_Page excerpt:_
_ _ _ _
Dataset we wanted was that contains audio files of multiple people saying the same phrase, labeled with pronunciation scores, but this type of dataset was hard to find. So we decided to manually label the pronunciation scores ourselves. In the real service cases, we assume that the manual labeling is done by experts. However, it is too exhaustive and almost impossible to manually label all the audio data. Hence, we used few-shot learning technique. The idea of few-shot learning is “learns to discriminate” through the training set, and when a query comes in, it tries to guess which of the support set it is similar to. In other words, it doesn’t solve the problem of which class the query image ‘belongs to’, but rather which class it is ‘similar to’.
_ _ _ _
A run of records
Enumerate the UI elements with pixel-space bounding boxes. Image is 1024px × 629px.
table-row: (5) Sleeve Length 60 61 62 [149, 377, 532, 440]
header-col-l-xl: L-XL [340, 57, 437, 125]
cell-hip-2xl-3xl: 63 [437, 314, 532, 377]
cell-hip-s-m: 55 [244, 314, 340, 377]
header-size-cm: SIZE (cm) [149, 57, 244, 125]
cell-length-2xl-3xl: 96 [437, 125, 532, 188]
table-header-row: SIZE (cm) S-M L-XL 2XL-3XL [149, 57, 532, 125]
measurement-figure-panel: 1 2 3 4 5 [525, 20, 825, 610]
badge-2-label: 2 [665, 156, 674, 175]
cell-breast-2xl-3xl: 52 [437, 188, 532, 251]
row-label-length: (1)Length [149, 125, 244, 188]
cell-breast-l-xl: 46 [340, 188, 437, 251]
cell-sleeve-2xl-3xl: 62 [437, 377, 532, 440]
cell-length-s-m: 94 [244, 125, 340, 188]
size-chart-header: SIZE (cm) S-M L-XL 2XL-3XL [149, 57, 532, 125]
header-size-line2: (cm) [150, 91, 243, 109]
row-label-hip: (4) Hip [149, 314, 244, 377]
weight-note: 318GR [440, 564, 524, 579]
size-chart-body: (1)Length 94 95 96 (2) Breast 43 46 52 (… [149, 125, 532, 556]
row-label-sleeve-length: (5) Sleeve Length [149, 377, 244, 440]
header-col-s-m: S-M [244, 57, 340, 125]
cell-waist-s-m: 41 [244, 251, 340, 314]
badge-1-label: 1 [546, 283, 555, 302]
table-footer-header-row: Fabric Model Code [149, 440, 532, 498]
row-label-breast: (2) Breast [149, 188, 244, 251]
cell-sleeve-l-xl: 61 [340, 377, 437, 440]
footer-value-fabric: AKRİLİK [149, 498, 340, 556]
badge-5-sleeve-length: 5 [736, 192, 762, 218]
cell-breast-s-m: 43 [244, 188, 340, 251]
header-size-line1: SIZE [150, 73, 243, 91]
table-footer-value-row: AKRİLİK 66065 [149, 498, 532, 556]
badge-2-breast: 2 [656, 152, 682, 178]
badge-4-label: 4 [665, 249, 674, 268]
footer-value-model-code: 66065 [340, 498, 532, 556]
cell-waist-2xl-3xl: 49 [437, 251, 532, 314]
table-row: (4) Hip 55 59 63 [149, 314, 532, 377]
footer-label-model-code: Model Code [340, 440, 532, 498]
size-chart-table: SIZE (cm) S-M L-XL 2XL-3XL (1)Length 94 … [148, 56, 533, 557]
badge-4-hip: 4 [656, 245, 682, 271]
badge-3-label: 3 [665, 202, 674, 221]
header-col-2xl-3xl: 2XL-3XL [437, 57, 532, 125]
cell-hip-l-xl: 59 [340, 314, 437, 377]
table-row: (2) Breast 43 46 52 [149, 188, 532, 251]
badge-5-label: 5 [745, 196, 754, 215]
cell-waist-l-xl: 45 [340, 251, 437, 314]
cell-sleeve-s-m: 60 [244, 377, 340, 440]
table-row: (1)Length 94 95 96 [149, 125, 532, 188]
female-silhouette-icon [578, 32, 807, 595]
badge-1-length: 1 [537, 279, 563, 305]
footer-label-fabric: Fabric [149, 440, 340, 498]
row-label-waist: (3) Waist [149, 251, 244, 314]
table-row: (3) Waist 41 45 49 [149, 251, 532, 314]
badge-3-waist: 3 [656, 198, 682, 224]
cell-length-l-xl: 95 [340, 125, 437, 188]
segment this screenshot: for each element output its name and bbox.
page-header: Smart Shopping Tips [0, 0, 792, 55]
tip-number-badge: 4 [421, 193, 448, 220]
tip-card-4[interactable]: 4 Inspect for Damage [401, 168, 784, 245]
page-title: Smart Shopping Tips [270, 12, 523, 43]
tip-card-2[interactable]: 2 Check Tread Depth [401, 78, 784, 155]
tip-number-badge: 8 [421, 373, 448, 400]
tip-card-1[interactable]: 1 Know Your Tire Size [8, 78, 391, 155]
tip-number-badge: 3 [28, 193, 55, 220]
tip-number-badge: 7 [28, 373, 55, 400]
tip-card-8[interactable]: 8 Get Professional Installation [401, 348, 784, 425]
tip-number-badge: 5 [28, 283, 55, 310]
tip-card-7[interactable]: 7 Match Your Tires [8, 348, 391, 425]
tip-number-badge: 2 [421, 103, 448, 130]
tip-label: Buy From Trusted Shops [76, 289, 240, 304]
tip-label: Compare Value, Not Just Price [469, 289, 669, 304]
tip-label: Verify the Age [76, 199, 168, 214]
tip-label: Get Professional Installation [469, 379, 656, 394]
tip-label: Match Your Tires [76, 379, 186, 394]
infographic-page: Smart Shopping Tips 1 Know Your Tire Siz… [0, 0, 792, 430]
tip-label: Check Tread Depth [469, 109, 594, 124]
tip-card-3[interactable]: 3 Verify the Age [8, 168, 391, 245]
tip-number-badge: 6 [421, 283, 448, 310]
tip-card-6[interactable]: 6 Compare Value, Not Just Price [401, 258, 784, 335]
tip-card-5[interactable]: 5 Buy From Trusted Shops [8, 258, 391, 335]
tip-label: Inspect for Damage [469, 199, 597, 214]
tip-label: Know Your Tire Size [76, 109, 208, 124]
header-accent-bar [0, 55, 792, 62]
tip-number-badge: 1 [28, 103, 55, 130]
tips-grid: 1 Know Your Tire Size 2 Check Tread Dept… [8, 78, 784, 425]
_ _ _ _
_Task requirements:_
A: Can you write out the few-shot learning passage word for word, from "Dataset we wanted" up to and including "is ‘similar to’."?
B: Could you reproduce the records line for line, from their first line up to and including the line with "footer-value-fabric: AKRİLİK [149, 498, 340, 556]"?
The passage and the records were taken from separate sources.

_Per-task answers:_
A:
Dataset we wanted was that contains audio files of multiple people saying the same phrase, labeled with pronunciation scores, but this type of dataset was hard to find. So we decided to manually label the pronunciation scores ourselves. In the real service cases, we assume that the manual labeling is done by experts. However, it is too exhaustive and almost impossible to manually label all the audio data. Hence, we used few-shot learning technique. The idea of few-shot learning is “learns to discriminate” through the training set, and when a query comes in, it tries to guess which of the support set it is similar to. In other words, it doesn’t solve the problem of which class the query image ‘belongs to’, but rather which class it is ‘similar to’.

B:
Enumerate the UI elements with pixel-space bounding boxes. Image is 1024px × 629px.
table-row: (5) Sleeve Length 60 61 62 [149, 377, 532, 440]
header-col-l-xl: L-XL [340, 57, 437, 125]
cell-hip-2xl-3xl: 63 [437, 314, 532, 377]
cell-hip-s-m: 55 [244, 314, 340, 377]
header-size-cm: SIZE (cm) [149, 57, 244, 125]
cell-length-2xl-3xl: 96 [437, 125, 532, 188]
table-header-row: SIZE (cm) S-M L-XL 2XL-3XL [149, 57, 532, 125]
measurement-figure-panel: 1 2 3 4 5 [525, 20, 825, 610]
badge-2-label: 2 [665, 156, 674, 175]
cell-breast-2xl-3xl: 52 [437, 188, 532, 251]
row-label-length: (1)Length [149, 125, 244, 188]
cell-breast-l-xl: 46 [340, 188, 437, 251]
cell-sleeve-2xl-3xl: 62 [437, 377, 532, 440]
cell-length-s-m: 94 [244, 125, 340, 188]
size-chart-header: SIZE (cm) S-M L-XL 2XL-3XL [149, 57, 532, 125]
header-size-line2: (cm) [150, 91, 243, 109]
row-label-hip: (4) Hip [149, 314, 244, 377]
weight-note: 318GR [440, 564, 524, 579]
size-chart-body: (1)Length 94 95 96 (2) Breast 43 46 52 (… [149, 125, 532, 556]
row-label-sleeve-length: (5) Sleeve Length [149, 377, 244, 440]
header-col-s-m: S-M [244, 57, 340, 125]
cell-waist-s-m: 41 [244, 251, 340, 314]
badge-1-label: 1 [546, 283, 555, 302]
table-footer-header-row: Fabric Model Code [149, 440, 532, 498]
row-label-breast: (2) Breast [149, 188, 244, 251]
cell-sleeve-l-xl: 61 [340, 377, 437, 440]
footer-value-fabric: AKRİLİK [149, 498, 340, 556]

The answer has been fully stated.